Please swap "body-line" for "text-line" throughout the entries below and write them out again with everything else left unchanged.

▶ Element box annotations
(begin)

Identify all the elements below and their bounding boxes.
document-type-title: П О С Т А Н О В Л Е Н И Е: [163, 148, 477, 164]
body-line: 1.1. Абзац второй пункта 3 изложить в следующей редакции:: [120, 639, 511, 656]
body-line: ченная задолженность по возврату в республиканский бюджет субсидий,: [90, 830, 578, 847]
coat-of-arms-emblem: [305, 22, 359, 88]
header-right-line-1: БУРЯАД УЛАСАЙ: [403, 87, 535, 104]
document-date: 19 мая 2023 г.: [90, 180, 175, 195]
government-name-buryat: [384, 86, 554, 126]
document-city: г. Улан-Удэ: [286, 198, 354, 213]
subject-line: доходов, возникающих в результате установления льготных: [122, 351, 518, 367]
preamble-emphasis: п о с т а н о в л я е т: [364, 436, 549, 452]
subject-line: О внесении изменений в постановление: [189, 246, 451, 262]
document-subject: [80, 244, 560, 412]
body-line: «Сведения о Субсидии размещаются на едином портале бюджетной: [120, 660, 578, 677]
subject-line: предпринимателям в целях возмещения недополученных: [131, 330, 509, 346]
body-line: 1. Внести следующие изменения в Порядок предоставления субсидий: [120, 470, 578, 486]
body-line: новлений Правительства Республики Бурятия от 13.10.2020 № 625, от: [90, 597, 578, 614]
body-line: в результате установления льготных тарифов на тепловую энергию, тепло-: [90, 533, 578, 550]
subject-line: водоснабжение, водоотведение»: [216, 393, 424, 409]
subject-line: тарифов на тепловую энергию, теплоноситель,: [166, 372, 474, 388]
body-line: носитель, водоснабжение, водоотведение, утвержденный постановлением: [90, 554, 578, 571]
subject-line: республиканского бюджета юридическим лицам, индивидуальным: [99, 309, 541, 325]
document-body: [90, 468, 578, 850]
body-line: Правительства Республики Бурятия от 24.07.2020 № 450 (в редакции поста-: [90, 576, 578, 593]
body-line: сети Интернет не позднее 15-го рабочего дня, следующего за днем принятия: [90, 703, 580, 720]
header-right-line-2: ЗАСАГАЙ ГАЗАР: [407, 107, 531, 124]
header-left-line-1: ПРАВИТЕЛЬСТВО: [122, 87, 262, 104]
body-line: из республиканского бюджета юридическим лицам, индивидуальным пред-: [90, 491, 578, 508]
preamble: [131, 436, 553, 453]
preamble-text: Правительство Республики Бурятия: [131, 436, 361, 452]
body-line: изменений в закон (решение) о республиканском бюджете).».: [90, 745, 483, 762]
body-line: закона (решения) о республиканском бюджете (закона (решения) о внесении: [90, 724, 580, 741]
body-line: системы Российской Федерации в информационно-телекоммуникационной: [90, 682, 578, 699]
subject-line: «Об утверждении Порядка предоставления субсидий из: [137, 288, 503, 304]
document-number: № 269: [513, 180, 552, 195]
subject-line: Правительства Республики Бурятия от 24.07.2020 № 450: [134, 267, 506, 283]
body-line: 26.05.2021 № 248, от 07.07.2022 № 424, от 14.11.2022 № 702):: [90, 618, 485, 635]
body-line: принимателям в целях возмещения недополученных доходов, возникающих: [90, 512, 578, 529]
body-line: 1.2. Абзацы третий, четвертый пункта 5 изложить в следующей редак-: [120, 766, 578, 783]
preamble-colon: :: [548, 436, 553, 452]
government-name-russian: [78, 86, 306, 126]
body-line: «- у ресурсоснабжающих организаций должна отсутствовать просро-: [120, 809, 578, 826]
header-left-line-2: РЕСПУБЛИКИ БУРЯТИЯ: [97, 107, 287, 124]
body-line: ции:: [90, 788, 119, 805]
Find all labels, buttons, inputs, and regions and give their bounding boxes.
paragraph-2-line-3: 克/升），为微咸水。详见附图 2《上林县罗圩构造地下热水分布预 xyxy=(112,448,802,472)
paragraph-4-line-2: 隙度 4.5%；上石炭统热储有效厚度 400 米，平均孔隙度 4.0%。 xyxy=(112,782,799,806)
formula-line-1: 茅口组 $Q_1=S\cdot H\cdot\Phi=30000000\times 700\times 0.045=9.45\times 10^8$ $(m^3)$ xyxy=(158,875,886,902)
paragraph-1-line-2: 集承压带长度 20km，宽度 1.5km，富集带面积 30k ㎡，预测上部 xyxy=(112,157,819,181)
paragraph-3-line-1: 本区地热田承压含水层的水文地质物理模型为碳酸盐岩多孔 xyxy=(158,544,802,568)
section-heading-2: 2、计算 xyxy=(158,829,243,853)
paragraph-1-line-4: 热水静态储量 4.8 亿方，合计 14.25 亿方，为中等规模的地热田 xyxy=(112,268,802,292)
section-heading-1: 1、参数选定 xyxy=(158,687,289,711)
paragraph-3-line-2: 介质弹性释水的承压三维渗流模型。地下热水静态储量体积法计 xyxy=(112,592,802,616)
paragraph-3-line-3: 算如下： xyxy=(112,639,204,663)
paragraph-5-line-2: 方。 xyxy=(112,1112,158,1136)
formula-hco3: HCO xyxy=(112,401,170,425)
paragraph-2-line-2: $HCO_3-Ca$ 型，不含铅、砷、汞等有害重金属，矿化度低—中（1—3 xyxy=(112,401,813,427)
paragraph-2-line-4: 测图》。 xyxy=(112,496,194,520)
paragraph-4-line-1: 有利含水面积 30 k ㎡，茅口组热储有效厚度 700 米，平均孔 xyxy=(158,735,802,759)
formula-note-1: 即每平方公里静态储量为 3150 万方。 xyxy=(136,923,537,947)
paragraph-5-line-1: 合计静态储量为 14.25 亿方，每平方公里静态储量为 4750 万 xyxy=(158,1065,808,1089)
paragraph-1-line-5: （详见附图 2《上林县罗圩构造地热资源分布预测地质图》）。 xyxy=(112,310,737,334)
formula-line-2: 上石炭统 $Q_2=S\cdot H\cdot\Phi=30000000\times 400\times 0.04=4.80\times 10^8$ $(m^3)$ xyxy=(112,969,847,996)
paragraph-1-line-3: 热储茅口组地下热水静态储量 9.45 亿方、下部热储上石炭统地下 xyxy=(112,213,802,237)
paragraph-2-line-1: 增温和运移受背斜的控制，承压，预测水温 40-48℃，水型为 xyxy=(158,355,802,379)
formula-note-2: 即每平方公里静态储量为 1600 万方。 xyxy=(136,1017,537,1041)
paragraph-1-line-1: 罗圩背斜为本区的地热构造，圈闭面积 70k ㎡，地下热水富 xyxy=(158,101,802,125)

(end)

▶ Output for this task
Identify all the elements below and their bounding boxes.
document-type-title: П О С Т А Н О В Л Е Н И Е: [163, 148, 477, 164]
text-line: 1.1. Абзац второй пункта 3 изложить в следующей редакции:: [120, 639, 511, 656]
text-line: ченная задолженность по возврату в республиканский бюджет субсидий,: [90, 830, 578, 847]
coat-of-arms-emblem: [305, 22, 359, 88]
header-right-line-1: БУРЯАД УЛАСАЙ: [403, 87, 535, 104]
document-date: 19 мая 2023 г.: [90, 180, 175, 195]
government-name-buryat: [384, 86, 554, 126]
document-city: г. Улан-Удэ: [286, 198, 354, 213]
subject-line: доходов, возникающих в результате установления льготных: [122, 351, 518, 367]
preamble-emphasis: п о с т а н о в л я е т: [364, 436, 549, 452]
subject-line: О внесении изменений в постановление: [189, 246, 451, 262]
document-subject: [80, 244, 560, 412]
text-line: «Сведения о Субсидии размещаются на едином портале бюджетной: [120, 660, 578, 677]
subject-line: предпринимателям в целях возмещения недополученных: [131, 330, 509, 346]
text-line: 1. Внести следующие изменения в Порядок предоставления субсидий: [120, 470, 578, 486]
text-line: новлений Правительства Республики Бурятия от 13.10.2020 № 625, от: [90, 597, 578, 614]
text-line: в результате установления льготных тарифов на тепловую энергию, тепло-: [90, 533, 578, 550]
subject-line: водоснабжение, водоотведение»: [216, 393, 424, 409]
subject-line: тарифов на тепловую энергию, теплоноситель,: [166, 372, 474, 388]
text-line: носитель, водоснабжение, водоотведение, утвержденный постановлением: [90, 554, 578, 571]
subject-line: республиканского бюджета юридическим лицам, индивидуальным: [99, 309, 541, 325]
document-body: [90, 468, 578, 850]
text-line: Правительства Республики Бурятия от 24.07.2020 № 450 (в редакции поста-: [90, 576, 578, 593]
text-line: сети Интернет не позднее 15-го рабочего дня, следующего за днем принятия: [90, 703, 580, 720]
header-right-line-2: ЗАСАГАЙ ГАЗАР: [407, 107, 531, 124]
header-left-line-1: ПРАВИТЕЛЬСТВО: [122, 87, 262, 104]
text-line: из республиканского бюджета юридическим лицам, индивидуальным пред-: [90, 491, 578, 508]
preamble: [131, 436, 553, 453]
preamble-text: Правительство Республики Бурятия: [131, 436, 361, 452]
text-line: изменений в закон (решение) о республиканском бюджете).».: [90, 745, 483, 762]
text-line: закона (решения) о республиканском бюджете (закона (решения) о внесении: [90, 724, 580, 741]
text-line: системы Российской Федерации в информационно-телекоммуникационной: [90, 682, 578, 699]
subject-line: «Об утверждении Порядка предоставления субсидий из: [137, 288, 503, 304]
document-number: № 269: [513, 180, 552, 195]
subject-line: Правительства Республики Бурятия от 24.07.2020 № 450: [134, 267, 506, 283]
text-line: 26.05.2021 № 248, от 07.07.2022 № 424, от 14.11.2022 № 702):: [90, 618, 485, 635]
text-line: принимателям в целях возмещения недополученных доходов, возникающих: [90, 512, 578, 529]
text-line: 1.2. Абзацы третий, четвертый пункта 5 изложить в следующей редак-: [120, 766, 578, 783]
preamble-colon: :: [548, 436, 553, 452]
government-name-russian: [78, 86, 306, 126]
text-line: «- у ресурсоснабжающих организаций должна отсутствовать просро-: [120, 809, 578, 826]
header-left-line-2: РЕСПУБЛИКИ БУРЯТИЯ: [97, 107, 287, 124]
text-line: ции:: [90, 788, 119, 805]
Find all labels, buttons, inputs, and regions and give their bounding boxes.
paragraph-2-line-3: 克/升），为微咸水。详见附图 2《上林县罗圩构造地下热水分布预 xyxy=(112,448,802,472)
paragraph-4-line-2: 隙度 4.5%；上石炭统热储有效厚度 400 米，平均孔隙度 4.0%。 xyxy=(112,782,799,806)
formula-line-1: 茅口组 $Q_1=S\cdot H\cdot\Phi=30000000\times 700\times 0.045=9.45\times 10^8$ $(m^3)$ xyxy=(158,875,886,902)
paragraph-1-line-2: 集承压带长度 20km，宽度 1.5km，富集带面积 30k ㎡，预测上部 xyxy=(112,157,819,181)
paragraph-3-line-1: 本区地热田承压含水层的水文地质物理模型为碳酸盐岩多孔 xyxy=(158,544,802,568)
section-heading-2: 2、计算 xyxy=(158,829,243,853)
paragraph-1-line-4: 热水静态储量 4.8 亿方，合计 14.25 亿方，为中等规模的地热田 xyxy=(112,268,802,292)
section-heading-1: 1、参数选定 xyxy=(158,687,289,711)
paragraph-3-line-2: 介质弹性释水的承压三维渗流模型。地下热水静态储量体积法计 xyxy=(112,592,802,616)
paragraph-3-line-3: 算如下： xyxy=(112,639,204,663)
paragraph-5-line-2: 方。 xyxy=(112,1112,158,1136)
formula-hco3: HCO xyxy=(112,401,170,425)
paragraph-2-line-2: $HCO_3-Ca$ 型，不含铅、砷、汞等有害重金属，矿化度低—中（1—3 xyxy=(112,401,813,427)
paragraph-2-line-4: 测图》。 xyxy=(112,496,194,520)
paragraph-4-line-1: 有利含水面积 30 k ㎡，茅口组热储有效厚度 700 米，平均孔 xyxy=(158,735,802,759)
formula-note-1: 即每平方公里静态储量为 3150 万方。 xyxy=(136,923,537,947)
paragraph-5-line-1: 合计静态储量为 14.25 亿方，每平方公里静态储量为 4750 万 xyxy=(158,1065,808,1089)
paragraph-1-line-5: （详见附图 2《上林县罗圩构造地热资源分布预测地质图》）。 xyxy=(112,310,737,334)
formula-line-2: 上石炭统 $Q_2=S\cdot H\cdot\Phi=30000000\times 400\times 0.04=4.80\times 10^8$ $(m^3)$ xyxy=(112,969,847,996)
paragraph-1-line-3: 热储茅口组地下热水静态储量 9.45 亿方、下部热储上石炭统地下 xyxy=(112,213,802,237)
paragraph-2-line-1: 增温和运移受背斜的控制，承压，预测水温 40-48℃，水型为 xyxy=(158,355,802,379)
formula-note-2: 即每平方公里静态储量为 1600 万方。 xyxy=(136,1017,537,1041)
paragraph-1-line-1: 罗圩背斜为本区的地热构造，圈闭面积 70k ㎡，地下热水富 xyxy=(158,101,802,125)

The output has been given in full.